**Data excerpts**
+++

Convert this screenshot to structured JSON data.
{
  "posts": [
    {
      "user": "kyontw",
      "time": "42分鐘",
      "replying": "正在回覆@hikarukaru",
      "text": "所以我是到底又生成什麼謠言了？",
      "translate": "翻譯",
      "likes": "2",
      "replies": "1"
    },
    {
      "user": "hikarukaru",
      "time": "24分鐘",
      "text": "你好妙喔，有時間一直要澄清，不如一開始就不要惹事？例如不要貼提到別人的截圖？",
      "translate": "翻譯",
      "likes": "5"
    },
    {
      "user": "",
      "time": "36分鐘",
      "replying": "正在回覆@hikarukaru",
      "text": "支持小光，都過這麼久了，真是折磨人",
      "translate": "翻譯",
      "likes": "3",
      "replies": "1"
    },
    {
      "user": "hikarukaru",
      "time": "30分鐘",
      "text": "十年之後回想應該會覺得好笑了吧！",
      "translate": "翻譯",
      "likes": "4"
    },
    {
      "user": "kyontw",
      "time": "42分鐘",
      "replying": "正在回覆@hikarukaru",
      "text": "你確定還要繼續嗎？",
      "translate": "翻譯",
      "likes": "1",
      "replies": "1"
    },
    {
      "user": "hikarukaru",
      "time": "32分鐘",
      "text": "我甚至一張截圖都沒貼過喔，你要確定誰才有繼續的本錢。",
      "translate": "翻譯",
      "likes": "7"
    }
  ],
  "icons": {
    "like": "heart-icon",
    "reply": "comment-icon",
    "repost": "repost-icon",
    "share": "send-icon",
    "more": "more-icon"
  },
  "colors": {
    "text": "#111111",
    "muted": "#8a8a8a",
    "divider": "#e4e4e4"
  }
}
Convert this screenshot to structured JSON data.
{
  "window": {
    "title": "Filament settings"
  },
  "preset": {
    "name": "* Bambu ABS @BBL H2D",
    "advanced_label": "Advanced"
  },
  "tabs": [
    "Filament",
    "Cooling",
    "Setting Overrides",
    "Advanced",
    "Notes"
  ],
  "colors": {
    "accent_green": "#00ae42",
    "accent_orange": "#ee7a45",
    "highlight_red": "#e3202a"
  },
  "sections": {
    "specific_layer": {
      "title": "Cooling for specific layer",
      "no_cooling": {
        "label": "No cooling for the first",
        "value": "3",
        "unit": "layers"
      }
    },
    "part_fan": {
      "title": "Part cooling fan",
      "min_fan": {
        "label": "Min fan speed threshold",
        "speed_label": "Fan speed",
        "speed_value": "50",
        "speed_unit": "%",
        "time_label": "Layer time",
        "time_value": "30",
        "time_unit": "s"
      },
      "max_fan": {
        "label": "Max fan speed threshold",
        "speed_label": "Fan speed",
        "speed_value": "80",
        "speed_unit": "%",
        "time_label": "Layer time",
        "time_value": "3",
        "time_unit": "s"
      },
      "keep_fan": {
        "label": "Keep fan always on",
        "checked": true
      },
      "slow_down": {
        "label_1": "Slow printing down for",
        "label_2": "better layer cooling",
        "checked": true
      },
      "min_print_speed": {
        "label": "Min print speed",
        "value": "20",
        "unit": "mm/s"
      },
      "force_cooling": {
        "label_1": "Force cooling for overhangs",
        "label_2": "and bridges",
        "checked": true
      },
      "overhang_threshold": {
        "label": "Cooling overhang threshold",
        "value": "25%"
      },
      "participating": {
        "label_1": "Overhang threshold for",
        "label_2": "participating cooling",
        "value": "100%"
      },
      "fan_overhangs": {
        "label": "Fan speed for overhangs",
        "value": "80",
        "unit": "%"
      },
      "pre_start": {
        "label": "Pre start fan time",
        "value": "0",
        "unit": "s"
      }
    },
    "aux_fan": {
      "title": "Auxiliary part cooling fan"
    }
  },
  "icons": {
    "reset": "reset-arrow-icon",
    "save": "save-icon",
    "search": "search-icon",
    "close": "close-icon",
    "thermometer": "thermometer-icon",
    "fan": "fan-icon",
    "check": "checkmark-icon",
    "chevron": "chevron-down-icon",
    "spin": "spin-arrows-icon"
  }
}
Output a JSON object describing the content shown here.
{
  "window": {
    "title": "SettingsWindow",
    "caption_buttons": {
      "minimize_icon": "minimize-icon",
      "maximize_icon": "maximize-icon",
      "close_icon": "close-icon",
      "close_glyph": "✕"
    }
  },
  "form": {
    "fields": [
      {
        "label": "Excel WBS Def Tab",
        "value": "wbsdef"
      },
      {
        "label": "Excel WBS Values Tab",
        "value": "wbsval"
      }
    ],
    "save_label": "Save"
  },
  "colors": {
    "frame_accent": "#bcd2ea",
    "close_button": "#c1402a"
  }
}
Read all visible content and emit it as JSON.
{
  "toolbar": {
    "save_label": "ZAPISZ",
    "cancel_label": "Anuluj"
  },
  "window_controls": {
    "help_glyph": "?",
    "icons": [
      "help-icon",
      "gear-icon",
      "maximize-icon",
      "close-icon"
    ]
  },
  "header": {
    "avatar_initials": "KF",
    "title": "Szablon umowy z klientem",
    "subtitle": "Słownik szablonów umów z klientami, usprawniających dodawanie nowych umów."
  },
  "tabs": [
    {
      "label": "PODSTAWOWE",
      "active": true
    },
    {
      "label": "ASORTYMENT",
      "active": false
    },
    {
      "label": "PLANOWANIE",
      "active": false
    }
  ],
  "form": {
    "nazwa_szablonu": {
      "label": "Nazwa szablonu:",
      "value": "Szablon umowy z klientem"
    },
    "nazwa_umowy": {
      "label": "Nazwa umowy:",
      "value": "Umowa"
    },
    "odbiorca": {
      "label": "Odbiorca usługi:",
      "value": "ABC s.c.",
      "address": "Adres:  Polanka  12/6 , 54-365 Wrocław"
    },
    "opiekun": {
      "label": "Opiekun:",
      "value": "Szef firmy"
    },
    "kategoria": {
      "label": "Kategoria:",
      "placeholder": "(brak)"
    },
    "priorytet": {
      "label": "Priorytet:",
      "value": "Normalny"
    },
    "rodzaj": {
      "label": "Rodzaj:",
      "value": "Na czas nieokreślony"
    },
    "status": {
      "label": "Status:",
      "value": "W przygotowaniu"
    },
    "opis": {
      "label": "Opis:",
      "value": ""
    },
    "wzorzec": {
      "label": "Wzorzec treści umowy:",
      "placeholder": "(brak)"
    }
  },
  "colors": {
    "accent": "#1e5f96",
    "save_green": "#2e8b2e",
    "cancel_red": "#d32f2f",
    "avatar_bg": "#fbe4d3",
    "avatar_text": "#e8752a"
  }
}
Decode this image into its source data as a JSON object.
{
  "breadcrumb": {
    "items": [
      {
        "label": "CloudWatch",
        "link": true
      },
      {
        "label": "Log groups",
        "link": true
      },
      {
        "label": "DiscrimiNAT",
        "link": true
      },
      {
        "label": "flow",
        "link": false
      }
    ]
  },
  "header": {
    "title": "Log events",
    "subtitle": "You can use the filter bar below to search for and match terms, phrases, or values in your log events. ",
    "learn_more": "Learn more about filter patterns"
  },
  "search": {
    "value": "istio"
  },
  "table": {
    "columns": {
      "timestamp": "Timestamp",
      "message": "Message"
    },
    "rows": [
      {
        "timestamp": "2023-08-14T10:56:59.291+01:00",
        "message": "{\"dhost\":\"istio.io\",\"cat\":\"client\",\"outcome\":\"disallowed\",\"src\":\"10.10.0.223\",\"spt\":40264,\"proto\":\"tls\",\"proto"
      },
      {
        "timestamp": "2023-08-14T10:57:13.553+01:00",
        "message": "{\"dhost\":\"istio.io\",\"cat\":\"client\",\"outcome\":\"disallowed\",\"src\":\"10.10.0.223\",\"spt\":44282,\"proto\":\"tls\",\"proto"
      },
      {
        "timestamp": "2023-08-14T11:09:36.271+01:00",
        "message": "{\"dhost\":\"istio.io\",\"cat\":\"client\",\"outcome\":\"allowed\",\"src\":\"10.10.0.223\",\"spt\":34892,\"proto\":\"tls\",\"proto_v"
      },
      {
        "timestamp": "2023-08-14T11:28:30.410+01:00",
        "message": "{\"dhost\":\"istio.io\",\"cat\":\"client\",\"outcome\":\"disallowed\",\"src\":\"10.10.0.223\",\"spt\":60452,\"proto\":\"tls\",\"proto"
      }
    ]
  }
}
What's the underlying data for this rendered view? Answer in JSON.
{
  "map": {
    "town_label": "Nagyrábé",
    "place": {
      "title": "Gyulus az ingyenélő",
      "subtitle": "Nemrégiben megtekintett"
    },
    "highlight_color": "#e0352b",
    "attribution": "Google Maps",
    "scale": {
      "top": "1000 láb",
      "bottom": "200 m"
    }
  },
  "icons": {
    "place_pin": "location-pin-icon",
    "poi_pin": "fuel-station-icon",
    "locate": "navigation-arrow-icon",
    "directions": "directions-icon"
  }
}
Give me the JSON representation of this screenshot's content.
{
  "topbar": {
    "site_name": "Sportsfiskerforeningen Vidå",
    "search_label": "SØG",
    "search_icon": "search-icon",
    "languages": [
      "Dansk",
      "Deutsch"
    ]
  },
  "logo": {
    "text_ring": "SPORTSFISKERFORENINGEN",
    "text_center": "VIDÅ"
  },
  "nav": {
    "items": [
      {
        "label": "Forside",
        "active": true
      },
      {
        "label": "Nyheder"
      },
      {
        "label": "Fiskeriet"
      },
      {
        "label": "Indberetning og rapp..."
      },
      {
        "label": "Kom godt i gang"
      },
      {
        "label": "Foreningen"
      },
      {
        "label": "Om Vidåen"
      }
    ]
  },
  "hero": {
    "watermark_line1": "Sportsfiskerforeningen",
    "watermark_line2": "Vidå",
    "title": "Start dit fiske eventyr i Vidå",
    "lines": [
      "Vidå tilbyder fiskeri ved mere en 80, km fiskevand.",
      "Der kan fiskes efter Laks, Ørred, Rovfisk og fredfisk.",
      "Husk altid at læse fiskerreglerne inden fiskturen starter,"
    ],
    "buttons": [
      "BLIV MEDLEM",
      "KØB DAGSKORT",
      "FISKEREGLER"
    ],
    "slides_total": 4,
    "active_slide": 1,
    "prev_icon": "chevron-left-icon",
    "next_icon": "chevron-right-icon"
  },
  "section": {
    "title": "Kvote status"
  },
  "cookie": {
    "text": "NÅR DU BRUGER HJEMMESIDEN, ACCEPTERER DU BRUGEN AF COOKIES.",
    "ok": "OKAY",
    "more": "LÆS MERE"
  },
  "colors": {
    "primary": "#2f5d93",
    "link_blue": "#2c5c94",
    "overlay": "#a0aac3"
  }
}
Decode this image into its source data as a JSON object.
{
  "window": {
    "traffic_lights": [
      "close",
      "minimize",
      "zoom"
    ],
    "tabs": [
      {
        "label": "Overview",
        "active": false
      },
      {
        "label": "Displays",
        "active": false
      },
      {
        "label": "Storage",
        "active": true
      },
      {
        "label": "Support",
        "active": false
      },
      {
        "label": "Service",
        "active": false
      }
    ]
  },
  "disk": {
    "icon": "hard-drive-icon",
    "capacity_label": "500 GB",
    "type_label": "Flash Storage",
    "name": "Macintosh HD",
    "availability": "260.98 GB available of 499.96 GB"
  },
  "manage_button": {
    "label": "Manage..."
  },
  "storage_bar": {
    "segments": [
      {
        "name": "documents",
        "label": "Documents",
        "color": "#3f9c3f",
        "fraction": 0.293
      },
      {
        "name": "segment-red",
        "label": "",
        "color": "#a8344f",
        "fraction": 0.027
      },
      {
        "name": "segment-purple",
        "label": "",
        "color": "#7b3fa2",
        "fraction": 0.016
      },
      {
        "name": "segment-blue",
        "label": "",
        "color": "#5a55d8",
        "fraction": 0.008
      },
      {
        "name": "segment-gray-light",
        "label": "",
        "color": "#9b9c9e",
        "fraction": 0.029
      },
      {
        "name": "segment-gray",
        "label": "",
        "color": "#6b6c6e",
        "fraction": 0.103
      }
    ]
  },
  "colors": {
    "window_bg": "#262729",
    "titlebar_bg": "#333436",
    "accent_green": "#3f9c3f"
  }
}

+++

List all lines from the entries that include the word "timestamp".

**Exercise result**
      "timestamp": "Timestamp",
        "timestamp": "2023-08-14T10:56:59.291+01:00",
        "timestamp": "2023-08-14T10:57:13.553+01:00",
        "timestamp": "2023-08-14T11:09:36.271+01:00",
        "timestamp": "2023-08-14T11:28:30.410+01:00",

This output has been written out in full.